BEGIN

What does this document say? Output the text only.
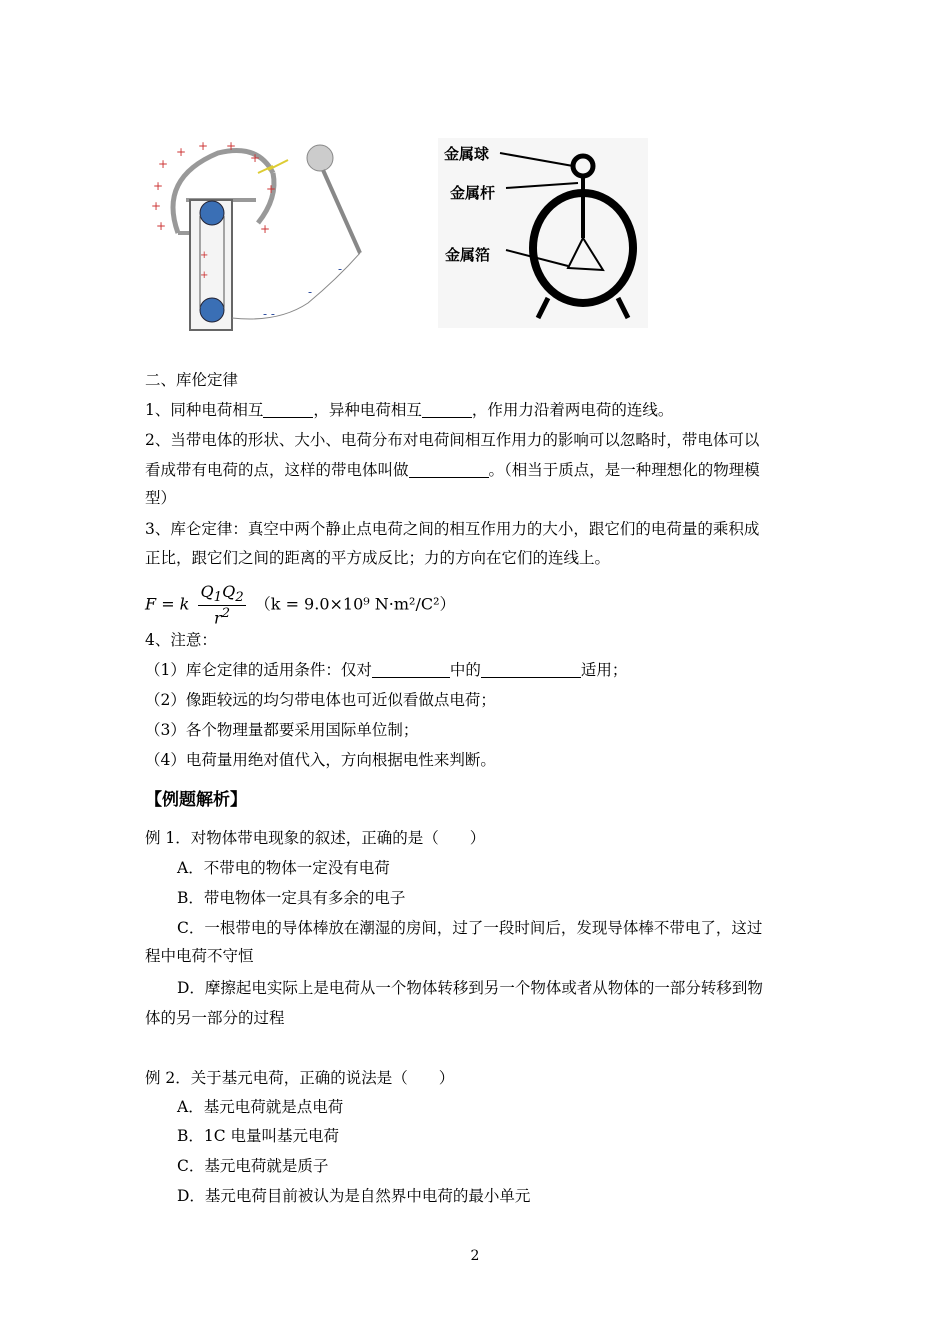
+
+
+
+ + +
+
+
+
+
+
+
- -
-
-
金属球
金属杆
金属箔
二、库伦定律
1、同种电荷相互	，异种电荷相互	，作用力沿着两电荷的连线。
2、当带电体的形状、大小、电荷分布对电荷间相互作用力的影响可以忽略时，带电体可以
看成带有电荷的点，这样的带电体叫做	。（相当于质点，是一种理想化的物理模
型）
3、库仑定律：真空中两个静止点电荷之间的相互作用力的大小，跟它们的电荷量的乘积成
正比，跟它们之间的距离的平方成反比；力的方向在它们的连线上。
F = k $\frac{Q_1Q_2}{r^2} (k = 9.0\times 10^9$ N·m²/C²）
4、注意：
（1）库仑定律的适用条件：仅对	中的	适用；
（2）像距较远的均匀带电体也可近似看做点电荷；
（3）各个物理量都要采用国际单位制；
（4）电荷量用绝对值代入，方向根据电性来判断。
【例题解析】
例 1．对物体带电现象的叙述，正确的是（　　）
A．不带电的物体一定没有电荷
B．带电物体一定具有多余的电子
C．一根带电的导体棒放在潮湿的房间，过了一段时间后，发现导体棒不带电了，这过
程中电荷不守恒
D．摩擦起电实际上是电荷从一个物体转移到另一个物体或者从物体的一部分转移到物
体的另一部分的过程
例 2．关于基元电荷，正确的说法是（　　）
A．基元电荷就是点电荷
B．1C 电量叫基元电荷
C．基元电荷就是质子
D．基元电荷目前被认为是自然界中电荷的最小单元
2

END

Copy the records above exactly, leaving out every picture.

§ **Solution to the exercise**:
What does this document say? Output the text only.
+
+
+
+ + +
+
+
+
+
+
+
- -
-
-
金属球
金属杆
金属箔
二、库伦定律
1、同种电荷相互	，异种电荷相互	，作用力沿着两电荷的连线。
2、当带电体的形状、大小、电荷分布对电荷间相互作用力的影响可以忽略时，带电体可以
看成带有电荷的点，这样的带电体叫做	。（相当于质点，是一种理想化的物理模
型）
3、库仑定律：真空中两个静止点电荷之间的相互作用力的大小，跟它们的电荷量的乘积成
正比，跟它们之间的距离的平方成反比；力的方向在它们的连线上。
F = k $\frac{Q_1Q_2}{r^2} (k = 9.0\times 10^9$ N·m²/C²）
4、注意：
（1）库仑定律的适用条件：仅对	中的	适用；
（2）像距较远的均匀带电体也可近似看做点电荷；
（3）各个物理量都要采用国际单位制；
（4）电荷量用绝对值代入，方向根据电性来判断。
【例题解析】
例 1．对物体带电现象的叙述，正确的是（　　）
A．不带电的物体一定没有电荷
B．带电物体一定具有多余的电子
C．一根带电的导体棒放在潮湿的房间，过了一段时间后，发现导体棒不带电了，这过
程中电荷不守恒
D．摩擦起电实际上是电荷从一个物体转移到另一个物体或者从物体的一部分转移到物
体的另一部分的过程
例 2．关于基元电荷，正确的说法是（　　）
A．基元电荷就是点电荷
B．1C 电量叫基元电荷
C．基元电荷就是质子
D．基元电荷目前被认为是自然界中电荷的最小单元
2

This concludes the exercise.